WHAT TO PRODUCE
Give the records back in full, exactly as they read.

## Begin

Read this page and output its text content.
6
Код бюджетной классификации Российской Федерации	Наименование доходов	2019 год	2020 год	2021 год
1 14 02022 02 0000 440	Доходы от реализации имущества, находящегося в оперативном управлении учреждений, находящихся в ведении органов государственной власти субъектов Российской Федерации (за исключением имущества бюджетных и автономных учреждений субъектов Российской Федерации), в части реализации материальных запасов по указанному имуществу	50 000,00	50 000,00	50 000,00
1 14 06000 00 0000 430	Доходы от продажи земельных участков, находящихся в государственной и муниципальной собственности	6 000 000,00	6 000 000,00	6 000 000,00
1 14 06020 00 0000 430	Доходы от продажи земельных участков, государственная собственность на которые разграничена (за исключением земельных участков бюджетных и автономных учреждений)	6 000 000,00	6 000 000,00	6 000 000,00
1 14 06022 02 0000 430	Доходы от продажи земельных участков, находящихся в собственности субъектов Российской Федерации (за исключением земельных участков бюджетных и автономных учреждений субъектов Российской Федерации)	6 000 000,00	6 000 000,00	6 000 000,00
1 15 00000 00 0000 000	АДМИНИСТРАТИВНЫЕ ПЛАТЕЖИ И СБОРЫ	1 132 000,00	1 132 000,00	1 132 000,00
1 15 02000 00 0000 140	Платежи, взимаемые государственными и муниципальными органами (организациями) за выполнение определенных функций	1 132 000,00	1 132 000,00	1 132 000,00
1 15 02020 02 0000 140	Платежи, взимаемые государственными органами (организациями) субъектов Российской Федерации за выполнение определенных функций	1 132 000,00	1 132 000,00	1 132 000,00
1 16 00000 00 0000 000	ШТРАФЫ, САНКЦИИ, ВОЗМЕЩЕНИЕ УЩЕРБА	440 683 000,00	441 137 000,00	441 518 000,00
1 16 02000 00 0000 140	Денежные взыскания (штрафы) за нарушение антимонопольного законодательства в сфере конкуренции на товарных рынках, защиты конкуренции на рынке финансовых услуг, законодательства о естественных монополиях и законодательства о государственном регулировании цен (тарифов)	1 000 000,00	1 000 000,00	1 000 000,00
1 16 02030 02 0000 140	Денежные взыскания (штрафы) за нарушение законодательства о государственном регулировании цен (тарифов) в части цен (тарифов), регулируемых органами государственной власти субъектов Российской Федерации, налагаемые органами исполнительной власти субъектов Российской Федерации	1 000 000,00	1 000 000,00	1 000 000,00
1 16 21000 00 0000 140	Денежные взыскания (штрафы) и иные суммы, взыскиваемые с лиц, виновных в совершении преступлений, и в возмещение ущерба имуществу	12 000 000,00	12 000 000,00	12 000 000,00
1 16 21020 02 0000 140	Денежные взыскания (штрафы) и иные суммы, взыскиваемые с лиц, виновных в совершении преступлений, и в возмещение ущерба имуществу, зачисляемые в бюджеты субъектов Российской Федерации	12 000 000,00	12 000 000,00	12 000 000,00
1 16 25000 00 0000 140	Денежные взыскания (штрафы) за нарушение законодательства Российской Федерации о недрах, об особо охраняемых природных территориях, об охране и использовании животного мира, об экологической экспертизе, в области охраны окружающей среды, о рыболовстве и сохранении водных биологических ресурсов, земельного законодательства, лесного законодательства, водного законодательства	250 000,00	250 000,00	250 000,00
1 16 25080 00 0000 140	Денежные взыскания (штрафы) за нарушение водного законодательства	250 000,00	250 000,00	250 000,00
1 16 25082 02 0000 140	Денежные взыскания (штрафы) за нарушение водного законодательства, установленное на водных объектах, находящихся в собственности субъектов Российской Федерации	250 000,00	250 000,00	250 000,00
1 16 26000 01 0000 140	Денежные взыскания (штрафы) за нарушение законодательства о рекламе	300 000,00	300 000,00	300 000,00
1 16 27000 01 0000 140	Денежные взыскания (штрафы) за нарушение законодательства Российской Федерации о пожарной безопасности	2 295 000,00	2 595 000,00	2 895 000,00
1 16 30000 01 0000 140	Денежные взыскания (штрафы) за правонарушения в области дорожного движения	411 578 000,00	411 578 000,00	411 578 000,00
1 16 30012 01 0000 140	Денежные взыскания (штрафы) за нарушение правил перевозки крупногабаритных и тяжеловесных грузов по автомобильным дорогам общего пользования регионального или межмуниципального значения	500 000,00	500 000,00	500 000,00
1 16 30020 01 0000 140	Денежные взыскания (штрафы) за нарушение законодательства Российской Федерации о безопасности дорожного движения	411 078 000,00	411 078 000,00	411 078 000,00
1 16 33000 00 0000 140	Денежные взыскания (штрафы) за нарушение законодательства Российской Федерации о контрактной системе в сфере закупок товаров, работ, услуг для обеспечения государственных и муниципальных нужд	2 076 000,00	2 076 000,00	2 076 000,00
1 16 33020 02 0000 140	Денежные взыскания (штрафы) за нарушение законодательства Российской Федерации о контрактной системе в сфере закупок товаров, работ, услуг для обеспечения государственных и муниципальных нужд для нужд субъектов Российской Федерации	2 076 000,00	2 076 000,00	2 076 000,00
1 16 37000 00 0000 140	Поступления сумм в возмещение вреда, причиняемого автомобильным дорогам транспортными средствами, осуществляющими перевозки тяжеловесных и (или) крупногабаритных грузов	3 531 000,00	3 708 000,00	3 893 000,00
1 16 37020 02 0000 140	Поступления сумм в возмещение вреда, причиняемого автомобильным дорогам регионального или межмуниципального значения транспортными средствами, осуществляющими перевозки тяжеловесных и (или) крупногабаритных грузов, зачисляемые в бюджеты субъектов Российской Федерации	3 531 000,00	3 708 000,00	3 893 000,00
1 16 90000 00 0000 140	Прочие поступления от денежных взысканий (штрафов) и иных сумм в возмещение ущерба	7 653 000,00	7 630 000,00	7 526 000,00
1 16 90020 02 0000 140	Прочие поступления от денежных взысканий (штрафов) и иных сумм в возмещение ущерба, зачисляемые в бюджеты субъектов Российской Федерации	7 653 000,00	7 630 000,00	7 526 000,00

## End

FINISHED ANSWER
Read this page and output its text content.
6
Код бюджетной классификации Российской Федерации	Наименование доходов	2019 год	2020 год	2021 год
1 14 02022 02 0000 440	Доходы от реализации имущества, находящегося в оперативном управлении учреждений, находящихся в ведении органов государственной власти субъектов Российской Федерации (за исключением имущества бюджетных и автономных учреждений субъектов Российской Федерации), в части реализации материальных запасов по указанному имуществу	50 000,00	50 000,00	50 000,00
1 14 06000 00 0000 430	Доходы от продажи земельных участков, находящихся в государственной и муниципальной собственности	6 000 000,00	6 000 000,00	6 000 000,00
1 14 06020 00 0000 430	Доходы от продажи земельных участков, государственная собственность на которые разграничена (за исключением земельных участков бюджетных и автономных учреждений)	6 000 000,00	6 000 000,00	6 000 000,00
1 14 06022 02 0000 430	Доходы от продажи земельных участков, находящихся в собственности субъектов Российской Федерации (за исключением земельных участков бюджетных и автономных учреждений субъектов Российской Федерации)	6 000 000,00	6 000 000,00	6 000 000,00
1 15 00000 00 0000 000	АДМИНИСТРАТИВНЫЕ ПЛАТЕЖИ И СБОРЫ	1 132 000,00	1 132 000,00	1 132 000,00
1 15 02000 00 0000 140	Платежи, взимаемые государственными и муниципальными органами (организациями) за выполнение определенных функций	1 132 000,00	1 132 000,00	1 132 000,00
1 15 02020 02 0000 140	Платежи, взимаемые государственными органами (организациями) субъектов Российской Федерации за выполнение определенных функций	1 132 000,00	1 132 000,00	1 132 000,00
1 16 00000 00 0000 000	ШТРАФЫ, САНКЦИИ, ВОЗМЕЩЕНИЕ УЩЕРБА	440 683 000,00	441 137 000,00	441 518 000,00
1 16 02000 00 0000 140	Денежные взыскания (штрафы) за нарушение антимонопольного законодательства в сфере конкуренции на товарных рынках, защиты конкуренции на рынке финансовых услуг, законодательства о естественных монополиях и законодательства о государственном регулировании цен (тарифов)	1 000 000,00	1 000 000,00	1 000 000,00
1 16 02030 02 0000 140	Денежные взыскания (штрафы) за нарушение законодательства о государственном регулировании цен (тарифов) в части цен (тарифов), регулируемых органами государственной власти субъектов Российской Федерации, налагаемые органами исполнительной власти субъектов Российской Федерации	1 000 000,00	1 000 000,00	1 000 000,00
1 16 21000 00 0000 140	Денежные взыскания (штрафы) и иные суммы, взыскиваемые с лиц, виновных в совершении преступлений, и в возмещение ущерба имуществу	12 000 000,00	12 000 000,00	12 000 000,00
1 16 21020 02 0000 140	Денежные взыскания (штрафы) и иные суммы, взыскиваемые с лиц, виновных в совершении преступлений, и в возмещение ущерба имуществу, зачисляемые в бюджеты субъектов Российской Федерации	12 000 000,00	12 000 000,00	12 000 000,00
1 16 25000 00 0000 140	Денежные взыскания (штрафы) за нарушение законодательства Российской Федерации о недрах, об особо охраняемых природных территориях, об охране и использовании животного мира, об экологической экспертизе, в области охраны окружающей среды, о рыболовстве и сохранении водных биологических ресурсов, земельного законодательства, лесного законодательства, водного законодательства	250 000,00	250 000,00	250 000,00
1 16 25080 00 0000 140	Денежные взыскания (штрафы) за нарушение водного законодательства	250 000,00	250 000,00	250 000,00
1 16 25082 02 0000 140	Денежные взыскания (штрафы) за нарушение водного законодательства, установленное на водных объектах, находящихся в собственности субъектов Российской Федерации	250 000,00	250 000,00	250 000,00
1 16 26000 01 0000 140	Денежные взыскания (штрафы) за нарушение законодательства о рекламе	300 000,00	300 000,00	300 000,00
1 16 27000 01 0000 140	Денежные взыскания (штрафы) за нарушение законодательства Российской Федерации о пожарной безопасности	2 295 000,00	2 595 000,00	2 895 000,00
1 16 30000 01 0000 140	Денежные взыскания (штрафы) за правонарушения в области дорожного движения	411 578 000,00	411 578 000,00	411 578 000,00
1 16 30012 01 0000 140	Денежные взыскания (штрафы) за нарушение правил перевозки крупногабаритных и тяжеловесных грузов по автомобильным дорогам общего пользования регионального или межмуниципального значения	500 000,00	500 000,00	500 000,00
1 16 30020 01 0000 140	Денежные взыскания (штрафы) за нарушение законодательства Российской Федерации о безопасности дорожного движения	411 078 000,00	411 078 000,00	411 078 000,00
1 16 33000 00 0000 140	Денежные взыскания (штрафы) за нарушение законодательства Российской Федерации о контрактной системе в сфере закупок товаров, работ, услуг для обеспечения государственных и муниципальных нужд	2 076 000,00	2 076 000,00	2 076 000,00
1 16 33020 02 0000 140	Денежные взыскания (штрафы) за нарушение законодательства Российской Федерации о контрактной системе в сфере закупок товаров, работ, услуг для обеспечения государственных и муниципальных нужд для нужд субъектов Российской Федерации	2 076 000,00	2 076 000,00	2 076 000,00
1 16 37000 00 0000 140	Поступления сумм в возмещение вреда, причиняемого автомобильным дорогам транспортными средствами, осуществляющими перевозки тяжеловесных и (или) крупногабаритных грузов	3 531 000,00	3 708 000,00	3 893 000,00
1 16 37020 02 0000 140	Поступления сумм в возмещение вреда, причиняемого автомобильным дорогам регионального или межмуниципального значения транспортными средствами, осуществляющими перевозки тяжеловесных и (или) крупногабаритных грузов, зачисляемые в бюджеты субъектов Российской Федерации	3 531 000,00	3 708 000,00	3 893 000,00
1 16 90000 00 0000 140	Прочие поступления от денежных взысканий (штрафов) и иных сумм в возмещение ущерба	7 653 000,00	7 630 000,00	7 526 000,00
1 16 90020 02 0000 140	Прочие поступления от денежных взысканий (штрафов) и иных сумм в возмещение ущерба, зачисляемые в бюджеты субъектов Российской Федерации	7 653 000,00	7 630 000,00	7 526 000,00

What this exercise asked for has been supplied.